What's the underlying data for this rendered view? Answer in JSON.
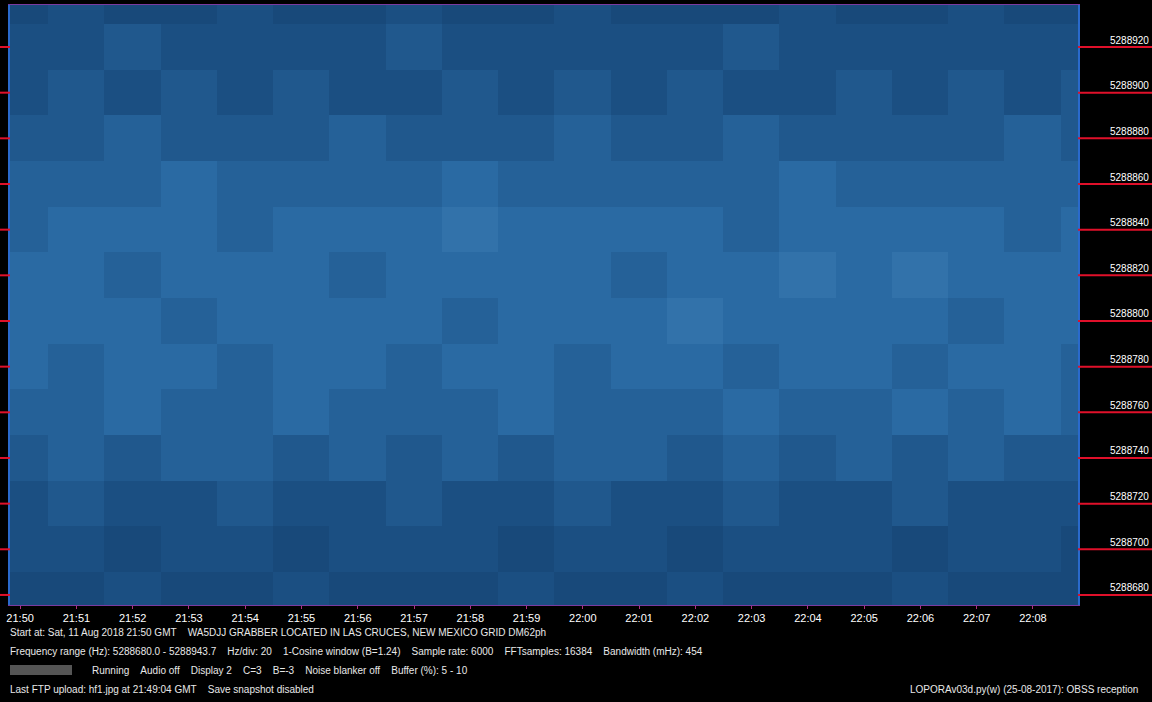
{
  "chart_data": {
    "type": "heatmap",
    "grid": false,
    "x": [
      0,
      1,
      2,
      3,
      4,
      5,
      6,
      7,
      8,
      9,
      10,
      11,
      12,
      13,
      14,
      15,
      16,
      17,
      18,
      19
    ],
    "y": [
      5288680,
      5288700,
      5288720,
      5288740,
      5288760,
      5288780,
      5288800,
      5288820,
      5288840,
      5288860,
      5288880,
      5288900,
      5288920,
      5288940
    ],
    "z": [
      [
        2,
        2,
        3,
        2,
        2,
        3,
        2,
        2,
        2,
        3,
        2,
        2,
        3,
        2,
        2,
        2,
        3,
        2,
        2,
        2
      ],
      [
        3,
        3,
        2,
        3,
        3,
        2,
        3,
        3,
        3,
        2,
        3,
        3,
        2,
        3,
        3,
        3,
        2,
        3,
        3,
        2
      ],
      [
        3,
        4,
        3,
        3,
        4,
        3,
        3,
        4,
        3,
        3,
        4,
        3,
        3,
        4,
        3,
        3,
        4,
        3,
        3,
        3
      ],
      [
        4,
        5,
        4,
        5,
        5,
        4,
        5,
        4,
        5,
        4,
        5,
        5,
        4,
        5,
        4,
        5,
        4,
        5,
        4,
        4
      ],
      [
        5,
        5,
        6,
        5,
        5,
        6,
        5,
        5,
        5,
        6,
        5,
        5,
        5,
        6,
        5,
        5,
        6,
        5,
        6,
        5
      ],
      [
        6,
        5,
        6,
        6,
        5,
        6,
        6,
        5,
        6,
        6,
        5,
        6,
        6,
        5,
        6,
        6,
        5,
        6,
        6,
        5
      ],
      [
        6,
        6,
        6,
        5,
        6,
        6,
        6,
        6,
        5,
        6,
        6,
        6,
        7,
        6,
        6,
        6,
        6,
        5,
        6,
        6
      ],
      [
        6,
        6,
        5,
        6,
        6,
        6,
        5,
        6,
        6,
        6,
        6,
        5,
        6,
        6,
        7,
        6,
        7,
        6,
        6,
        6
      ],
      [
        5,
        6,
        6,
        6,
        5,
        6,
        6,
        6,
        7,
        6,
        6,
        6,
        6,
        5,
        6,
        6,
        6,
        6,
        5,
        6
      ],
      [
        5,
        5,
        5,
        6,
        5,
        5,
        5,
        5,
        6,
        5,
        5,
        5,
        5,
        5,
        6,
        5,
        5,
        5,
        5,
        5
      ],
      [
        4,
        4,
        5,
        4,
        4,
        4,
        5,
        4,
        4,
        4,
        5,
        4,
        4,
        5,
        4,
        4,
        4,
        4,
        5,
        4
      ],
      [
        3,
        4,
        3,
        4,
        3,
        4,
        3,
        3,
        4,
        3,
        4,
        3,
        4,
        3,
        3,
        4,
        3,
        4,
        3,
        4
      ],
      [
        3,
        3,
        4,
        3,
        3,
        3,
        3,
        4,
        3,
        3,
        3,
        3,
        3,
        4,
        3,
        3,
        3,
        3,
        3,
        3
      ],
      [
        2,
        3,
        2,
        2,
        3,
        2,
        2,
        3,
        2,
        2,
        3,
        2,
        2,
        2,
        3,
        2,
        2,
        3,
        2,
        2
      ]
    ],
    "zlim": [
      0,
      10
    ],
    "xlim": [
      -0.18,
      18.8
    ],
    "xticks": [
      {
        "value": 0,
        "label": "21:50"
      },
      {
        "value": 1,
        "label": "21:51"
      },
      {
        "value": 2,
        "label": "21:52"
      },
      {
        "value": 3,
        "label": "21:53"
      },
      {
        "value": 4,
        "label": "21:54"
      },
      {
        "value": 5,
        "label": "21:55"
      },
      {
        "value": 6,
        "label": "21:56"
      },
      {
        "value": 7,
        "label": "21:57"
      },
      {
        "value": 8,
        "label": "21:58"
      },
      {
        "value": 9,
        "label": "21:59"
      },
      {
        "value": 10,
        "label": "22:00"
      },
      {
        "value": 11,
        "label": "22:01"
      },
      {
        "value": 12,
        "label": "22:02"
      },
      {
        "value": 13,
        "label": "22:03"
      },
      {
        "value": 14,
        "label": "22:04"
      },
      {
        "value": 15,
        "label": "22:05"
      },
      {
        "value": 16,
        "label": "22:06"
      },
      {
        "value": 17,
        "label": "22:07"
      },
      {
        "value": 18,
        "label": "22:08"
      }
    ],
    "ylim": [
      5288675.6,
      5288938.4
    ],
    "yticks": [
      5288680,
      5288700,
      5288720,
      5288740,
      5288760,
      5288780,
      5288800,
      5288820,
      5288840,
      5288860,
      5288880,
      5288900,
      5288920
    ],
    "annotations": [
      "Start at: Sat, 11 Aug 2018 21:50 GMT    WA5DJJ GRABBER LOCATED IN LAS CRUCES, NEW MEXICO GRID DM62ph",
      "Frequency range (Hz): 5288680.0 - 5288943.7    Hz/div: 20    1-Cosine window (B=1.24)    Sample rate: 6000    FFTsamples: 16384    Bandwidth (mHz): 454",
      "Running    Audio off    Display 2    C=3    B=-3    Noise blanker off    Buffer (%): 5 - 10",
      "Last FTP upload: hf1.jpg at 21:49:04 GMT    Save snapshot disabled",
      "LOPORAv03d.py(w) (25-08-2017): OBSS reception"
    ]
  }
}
════════
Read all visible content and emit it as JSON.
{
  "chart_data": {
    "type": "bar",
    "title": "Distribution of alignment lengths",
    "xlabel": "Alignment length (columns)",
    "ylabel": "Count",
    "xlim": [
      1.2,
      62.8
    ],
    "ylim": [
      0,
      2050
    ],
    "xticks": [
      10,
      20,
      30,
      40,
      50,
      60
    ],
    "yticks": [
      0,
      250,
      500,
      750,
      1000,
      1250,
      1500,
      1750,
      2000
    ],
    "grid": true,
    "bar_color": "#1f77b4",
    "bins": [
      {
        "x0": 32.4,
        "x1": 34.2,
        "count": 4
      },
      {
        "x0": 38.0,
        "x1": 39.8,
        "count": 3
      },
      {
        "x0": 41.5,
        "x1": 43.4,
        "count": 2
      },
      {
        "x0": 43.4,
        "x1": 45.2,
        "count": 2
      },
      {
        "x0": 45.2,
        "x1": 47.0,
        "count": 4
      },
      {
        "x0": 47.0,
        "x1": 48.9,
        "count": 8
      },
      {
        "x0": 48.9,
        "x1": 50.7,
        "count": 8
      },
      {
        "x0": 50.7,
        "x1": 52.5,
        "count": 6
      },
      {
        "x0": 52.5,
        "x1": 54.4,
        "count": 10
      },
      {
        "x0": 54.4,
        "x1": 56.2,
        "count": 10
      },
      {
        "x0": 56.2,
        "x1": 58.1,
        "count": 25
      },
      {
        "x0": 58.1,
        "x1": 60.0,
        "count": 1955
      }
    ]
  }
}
════════
◆ TASK DETAILS
Only the number is wanted: count the lines of the records that hold the word "JSON".

◆ EXERCISE RESULT
2